[Records for the exercise start]
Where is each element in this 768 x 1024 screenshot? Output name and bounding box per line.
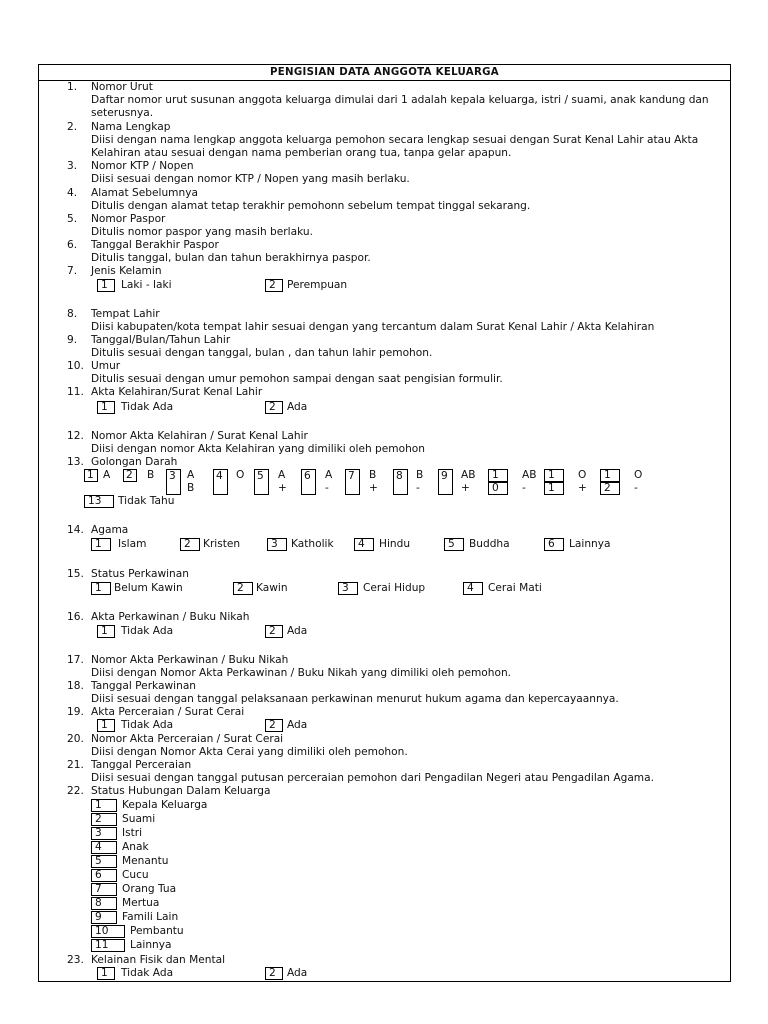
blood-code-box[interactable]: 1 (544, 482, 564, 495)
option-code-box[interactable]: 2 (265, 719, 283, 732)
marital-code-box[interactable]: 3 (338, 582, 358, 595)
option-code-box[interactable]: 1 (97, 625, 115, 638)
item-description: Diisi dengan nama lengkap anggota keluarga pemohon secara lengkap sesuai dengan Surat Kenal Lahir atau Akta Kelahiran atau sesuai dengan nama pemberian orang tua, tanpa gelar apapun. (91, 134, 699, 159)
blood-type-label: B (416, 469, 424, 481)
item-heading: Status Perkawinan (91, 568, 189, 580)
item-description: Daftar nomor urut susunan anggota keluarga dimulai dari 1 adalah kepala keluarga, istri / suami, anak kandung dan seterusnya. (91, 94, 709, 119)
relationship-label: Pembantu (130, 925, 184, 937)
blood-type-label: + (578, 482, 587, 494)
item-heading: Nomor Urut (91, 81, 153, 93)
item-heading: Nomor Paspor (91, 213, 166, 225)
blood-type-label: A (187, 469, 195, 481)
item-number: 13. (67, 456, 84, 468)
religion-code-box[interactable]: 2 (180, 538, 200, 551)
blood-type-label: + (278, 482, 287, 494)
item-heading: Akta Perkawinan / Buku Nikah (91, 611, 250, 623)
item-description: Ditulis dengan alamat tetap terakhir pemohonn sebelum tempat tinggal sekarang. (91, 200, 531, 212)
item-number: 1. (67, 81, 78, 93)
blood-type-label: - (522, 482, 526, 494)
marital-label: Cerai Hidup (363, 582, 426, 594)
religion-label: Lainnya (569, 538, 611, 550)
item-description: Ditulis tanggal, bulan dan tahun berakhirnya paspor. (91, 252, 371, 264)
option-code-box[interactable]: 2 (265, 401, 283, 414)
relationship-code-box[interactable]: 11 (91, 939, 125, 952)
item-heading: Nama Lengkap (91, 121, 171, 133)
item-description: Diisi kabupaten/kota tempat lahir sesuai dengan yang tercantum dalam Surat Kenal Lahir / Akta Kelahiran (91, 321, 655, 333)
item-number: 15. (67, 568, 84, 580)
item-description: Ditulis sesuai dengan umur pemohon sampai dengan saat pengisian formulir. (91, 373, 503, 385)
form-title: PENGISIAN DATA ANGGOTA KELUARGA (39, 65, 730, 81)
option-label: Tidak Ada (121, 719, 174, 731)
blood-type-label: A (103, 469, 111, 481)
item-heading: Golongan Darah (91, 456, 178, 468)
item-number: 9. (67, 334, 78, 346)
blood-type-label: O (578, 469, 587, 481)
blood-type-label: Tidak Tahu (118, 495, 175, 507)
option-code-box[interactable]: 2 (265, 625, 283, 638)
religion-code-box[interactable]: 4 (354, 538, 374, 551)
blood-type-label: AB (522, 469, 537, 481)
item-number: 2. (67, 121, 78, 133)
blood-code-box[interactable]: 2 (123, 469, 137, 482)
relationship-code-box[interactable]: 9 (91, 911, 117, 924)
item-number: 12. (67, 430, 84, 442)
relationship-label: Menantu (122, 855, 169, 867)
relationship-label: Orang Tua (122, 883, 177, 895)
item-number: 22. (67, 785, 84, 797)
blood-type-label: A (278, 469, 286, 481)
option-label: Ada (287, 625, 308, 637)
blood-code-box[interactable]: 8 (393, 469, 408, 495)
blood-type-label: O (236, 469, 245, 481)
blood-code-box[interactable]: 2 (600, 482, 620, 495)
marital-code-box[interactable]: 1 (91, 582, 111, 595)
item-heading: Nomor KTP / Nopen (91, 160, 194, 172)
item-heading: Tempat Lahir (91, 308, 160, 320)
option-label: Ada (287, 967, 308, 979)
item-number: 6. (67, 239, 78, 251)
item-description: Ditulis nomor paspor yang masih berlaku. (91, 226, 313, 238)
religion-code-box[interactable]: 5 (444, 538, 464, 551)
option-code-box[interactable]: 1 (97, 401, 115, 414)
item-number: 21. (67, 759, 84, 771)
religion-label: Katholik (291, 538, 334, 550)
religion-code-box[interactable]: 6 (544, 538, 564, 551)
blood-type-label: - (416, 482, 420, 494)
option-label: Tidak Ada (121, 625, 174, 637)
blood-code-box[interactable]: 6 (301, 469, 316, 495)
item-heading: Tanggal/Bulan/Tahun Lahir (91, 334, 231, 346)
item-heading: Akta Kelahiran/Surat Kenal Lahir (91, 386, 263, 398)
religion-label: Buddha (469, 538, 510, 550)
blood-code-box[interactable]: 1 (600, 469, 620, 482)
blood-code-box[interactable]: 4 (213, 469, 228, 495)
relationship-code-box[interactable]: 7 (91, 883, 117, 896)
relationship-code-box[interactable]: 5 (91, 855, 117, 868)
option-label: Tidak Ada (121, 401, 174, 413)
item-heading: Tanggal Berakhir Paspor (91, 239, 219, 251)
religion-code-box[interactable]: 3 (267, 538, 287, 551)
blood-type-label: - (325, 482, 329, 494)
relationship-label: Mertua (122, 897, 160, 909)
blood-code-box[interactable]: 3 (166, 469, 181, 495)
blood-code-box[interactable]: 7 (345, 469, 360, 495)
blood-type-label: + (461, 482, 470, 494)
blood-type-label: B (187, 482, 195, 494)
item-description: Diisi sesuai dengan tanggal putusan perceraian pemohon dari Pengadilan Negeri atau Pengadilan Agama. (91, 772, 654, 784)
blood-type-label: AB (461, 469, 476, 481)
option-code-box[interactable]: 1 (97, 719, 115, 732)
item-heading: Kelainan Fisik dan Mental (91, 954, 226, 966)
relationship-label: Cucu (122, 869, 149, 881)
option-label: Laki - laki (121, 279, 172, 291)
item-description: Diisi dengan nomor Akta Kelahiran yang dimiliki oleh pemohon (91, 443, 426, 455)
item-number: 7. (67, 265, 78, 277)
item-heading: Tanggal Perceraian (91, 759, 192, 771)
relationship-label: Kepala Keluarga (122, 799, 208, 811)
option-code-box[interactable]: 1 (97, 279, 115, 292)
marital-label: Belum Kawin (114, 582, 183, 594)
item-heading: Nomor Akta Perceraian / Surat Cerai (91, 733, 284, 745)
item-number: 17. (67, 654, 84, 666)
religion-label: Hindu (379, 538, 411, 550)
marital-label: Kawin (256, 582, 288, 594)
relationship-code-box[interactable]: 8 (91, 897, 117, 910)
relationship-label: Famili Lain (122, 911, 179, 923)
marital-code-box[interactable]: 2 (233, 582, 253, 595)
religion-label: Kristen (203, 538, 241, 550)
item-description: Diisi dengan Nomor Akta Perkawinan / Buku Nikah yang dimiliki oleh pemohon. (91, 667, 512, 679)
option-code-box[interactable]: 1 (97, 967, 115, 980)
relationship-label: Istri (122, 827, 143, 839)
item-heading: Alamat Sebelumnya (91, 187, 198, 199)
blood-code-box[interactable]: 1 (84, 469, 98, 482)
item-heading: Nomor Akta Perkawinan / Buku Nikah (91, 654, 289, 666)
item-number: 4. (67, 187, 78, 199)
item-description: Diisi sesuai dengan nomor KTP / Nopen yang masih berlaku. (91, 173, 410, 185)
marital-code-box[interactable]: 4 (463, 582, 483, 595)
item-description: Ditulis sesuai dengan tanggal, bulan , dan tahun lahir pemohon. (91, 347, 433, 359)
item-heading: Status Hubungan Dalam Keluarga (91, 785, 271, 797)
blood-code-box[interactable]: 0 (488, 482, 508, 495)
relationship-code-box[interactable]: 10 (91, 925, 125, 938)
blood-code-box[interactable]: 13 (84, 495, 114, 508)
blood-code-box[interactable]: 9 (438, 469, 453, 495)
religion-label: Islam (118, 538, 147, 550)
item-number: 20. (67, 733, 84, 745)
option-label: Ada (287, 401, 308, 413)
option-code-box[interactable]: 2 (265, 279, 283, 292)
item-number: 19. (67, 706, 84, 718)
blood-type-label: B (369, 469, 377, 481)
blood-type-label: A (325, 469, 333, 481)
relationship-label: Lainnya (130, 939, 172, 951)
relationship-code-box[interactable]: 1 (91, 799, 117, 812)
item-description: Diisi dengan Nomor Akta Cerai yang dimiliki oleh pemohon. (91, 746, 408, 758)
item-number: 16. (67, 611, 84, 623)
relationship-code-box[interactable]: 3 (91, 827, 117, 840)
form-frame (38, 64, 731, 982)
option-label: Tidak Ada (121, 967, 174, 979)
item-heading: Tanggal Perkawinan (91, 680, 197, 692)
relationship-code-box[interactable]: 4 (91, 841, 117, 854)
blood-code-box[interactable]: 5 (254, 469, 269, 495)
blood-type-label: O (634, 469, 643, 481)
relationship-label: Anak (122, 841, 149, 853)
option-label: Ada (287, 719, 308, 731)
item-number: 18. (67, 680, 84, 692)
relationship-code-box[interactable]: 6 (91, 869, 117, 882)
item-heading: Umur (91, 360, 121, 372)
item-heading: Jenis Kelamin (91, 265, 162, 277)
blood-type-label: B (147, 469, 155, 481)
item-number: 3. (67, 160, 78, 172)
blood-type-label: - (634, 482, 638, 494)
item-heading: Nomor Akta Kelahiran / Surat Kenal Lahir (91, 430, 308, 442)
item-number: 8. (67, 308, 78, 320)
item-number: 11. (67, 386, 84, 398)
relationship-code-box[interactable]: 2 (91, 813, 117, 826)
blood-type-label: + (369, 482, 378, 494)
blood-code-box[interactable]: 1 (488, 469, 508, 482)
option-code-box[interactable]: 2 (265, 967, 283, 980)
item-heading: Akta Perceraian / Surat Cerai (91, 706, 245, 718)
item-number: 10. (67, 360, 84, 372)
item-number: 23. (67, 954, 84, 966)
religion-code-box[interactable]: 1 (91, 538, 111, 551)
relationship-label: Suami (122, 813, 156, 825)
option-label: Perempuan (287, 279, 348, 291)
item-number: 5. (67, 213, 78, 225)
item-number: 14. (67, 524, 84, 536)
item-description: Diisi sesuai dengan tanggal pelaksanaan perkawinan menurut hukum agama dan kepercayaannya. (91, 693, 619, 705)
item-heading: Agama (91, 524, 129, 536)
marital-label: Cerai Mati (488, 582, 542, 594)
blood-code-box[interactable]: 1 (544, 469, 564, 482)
[Records for the exercise end]
[Records for the exercise start]
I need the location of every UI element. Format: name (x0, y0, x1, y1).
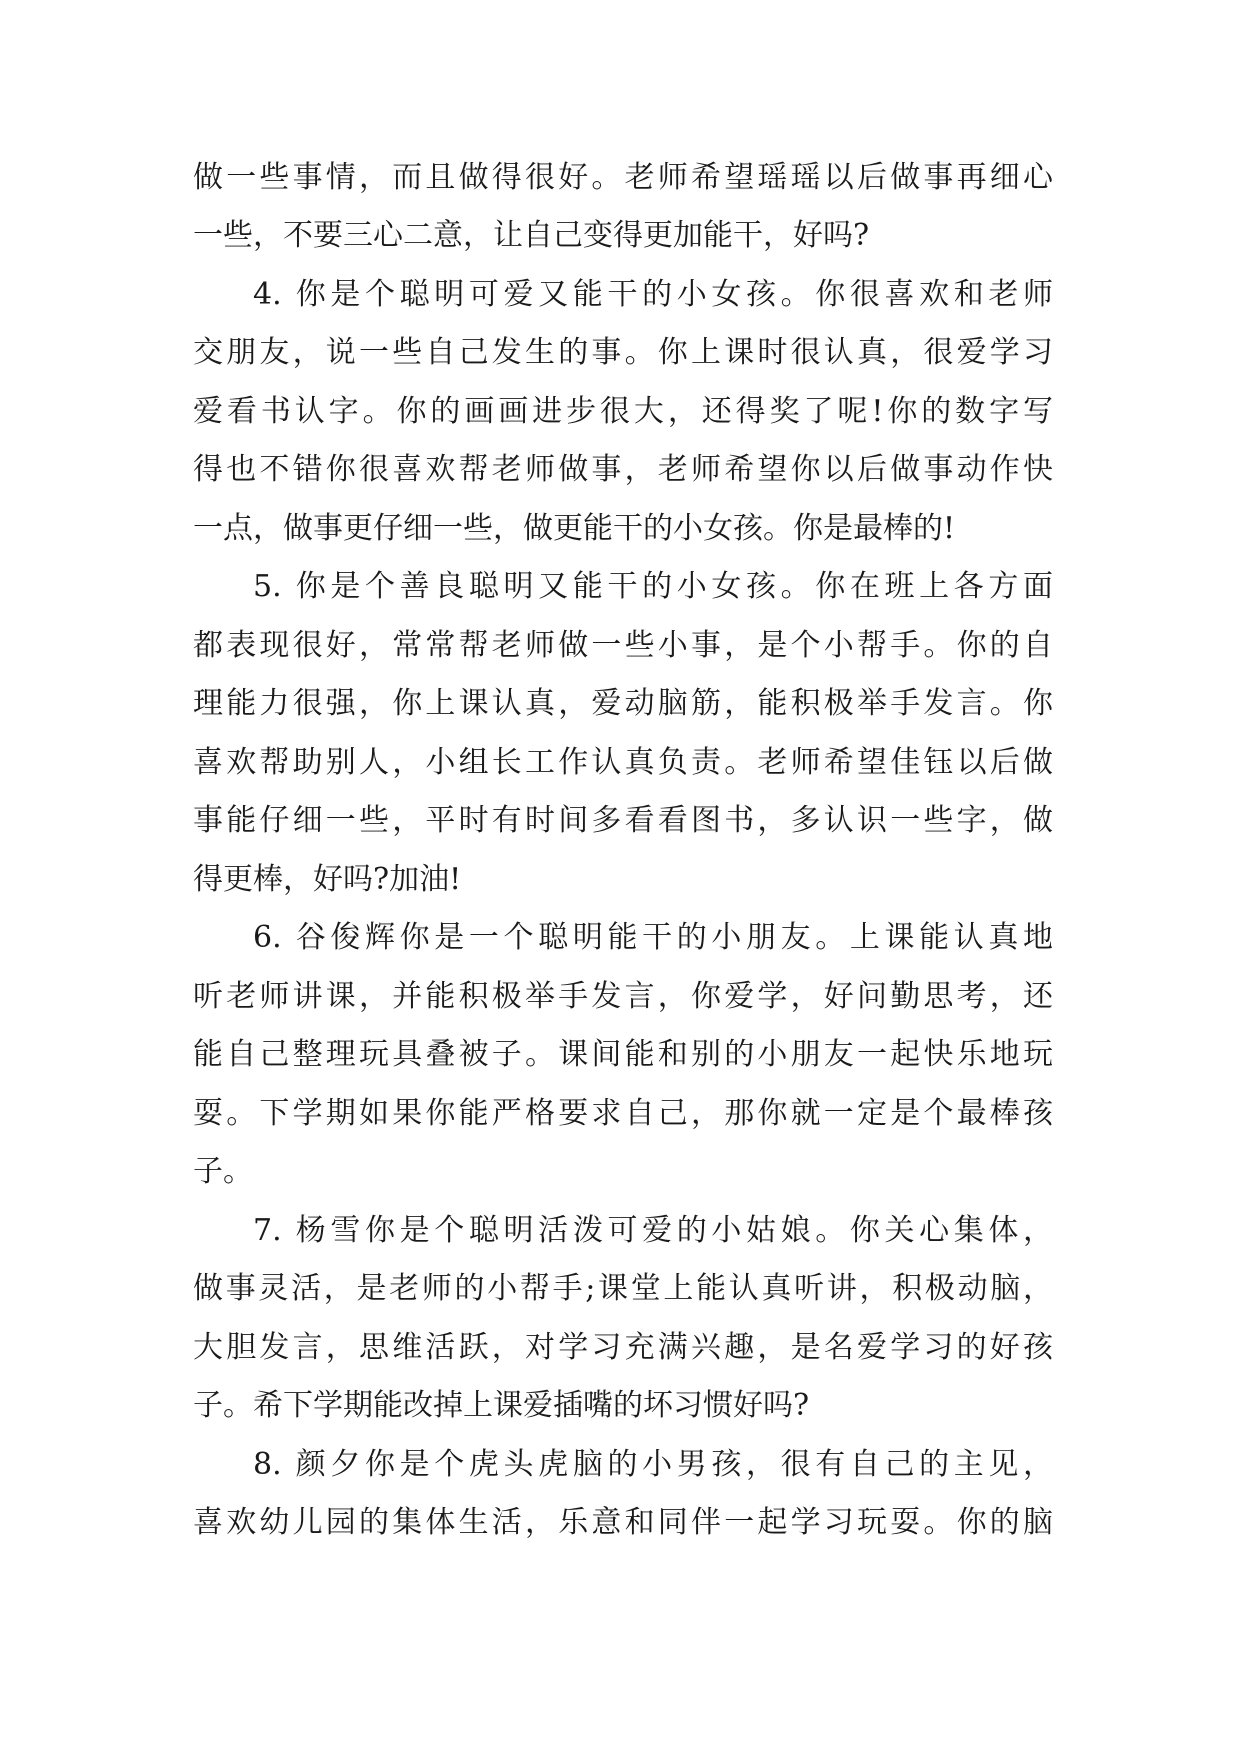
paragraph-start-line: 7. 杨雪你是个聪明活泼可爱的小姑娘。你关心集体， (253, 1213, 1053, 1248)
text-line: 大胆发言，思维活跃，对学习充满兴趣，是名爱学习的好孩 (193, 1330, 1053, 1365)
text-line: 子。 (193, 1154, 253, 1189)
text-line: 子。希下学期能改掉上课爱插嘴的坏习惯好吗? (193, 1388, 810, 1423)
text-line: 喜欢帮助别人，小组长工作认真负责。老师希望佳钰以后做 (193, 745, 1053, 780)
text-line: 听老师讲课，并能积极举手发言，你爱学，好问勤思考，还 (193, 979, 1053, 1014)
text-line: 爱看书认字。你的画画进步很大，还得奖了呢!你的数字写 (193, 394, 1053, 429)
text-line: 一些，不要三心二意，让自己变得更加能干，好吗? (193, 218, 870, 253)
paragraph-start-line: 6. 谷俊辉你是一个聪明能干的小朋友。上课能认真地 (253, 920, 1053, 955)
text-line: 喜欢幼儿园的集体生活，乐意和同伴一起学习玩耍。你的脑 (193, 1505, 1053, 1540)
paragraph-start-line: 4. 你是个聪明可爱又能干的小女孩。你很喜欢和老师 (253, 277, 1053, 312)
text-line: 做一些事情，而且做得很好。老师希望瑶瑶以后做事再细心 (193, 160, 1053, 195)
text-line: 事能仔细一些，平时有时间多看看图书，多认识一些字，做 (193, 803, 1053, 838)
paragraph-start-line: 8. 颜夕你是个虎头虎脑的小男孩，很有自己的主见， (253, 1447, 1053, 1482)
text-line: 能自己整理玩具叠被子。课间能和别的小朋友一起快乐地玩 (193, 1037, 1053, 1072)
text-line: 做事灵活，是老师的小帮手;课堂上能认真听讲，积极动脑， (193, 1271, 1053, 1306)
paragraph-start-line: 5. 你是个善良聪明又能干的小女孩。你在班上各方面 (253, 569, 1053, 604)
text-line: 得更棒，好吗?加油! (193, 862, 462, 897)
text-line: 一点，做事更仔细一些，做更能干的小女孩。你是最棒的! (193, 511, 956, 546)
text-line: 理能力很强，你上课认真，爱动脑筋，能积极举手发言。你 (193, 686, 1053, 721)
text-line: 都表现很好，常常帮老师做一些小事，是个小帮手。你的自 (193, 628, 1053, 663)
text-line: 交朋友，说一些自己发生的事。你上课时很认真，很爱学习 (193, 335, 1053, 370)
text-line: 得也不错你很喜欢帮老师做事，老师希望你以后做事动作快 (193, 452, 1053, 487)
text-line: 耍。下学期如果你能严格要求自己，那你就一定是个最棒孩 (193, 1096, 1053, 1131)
[Records for the exercise end]
# Problem description
In the material above, copy out every line from the one containing "blood-code-box[interactable]: 1 (544, 482, 564, 495)" through the one containing "blood-type-label: B (416, 469, 424, 481)", both included, and nothing else.

# Result
blood-code-box[interactable]: 1 (544, 482, 564, 495)
option-code-box[interactable]: 2 (265, 719, 283, 732)
marital-code-box[interactable]: 3 (338, 582, 358, 595)
option-code-box[interactable]: 1 (97, 625, 115, 638)
item-description: Diisi dengan nama lengkap anggota keluarga pemohon secara lengkap sesuai dengan Surat Kenal Lahir atau Akta Kelahiran atau sesuai dengan nama pemberian orang tua, tanpa gelar apapun. (91, 134, 699, 159)
blood-type-label: B (416, 469, 424, 481)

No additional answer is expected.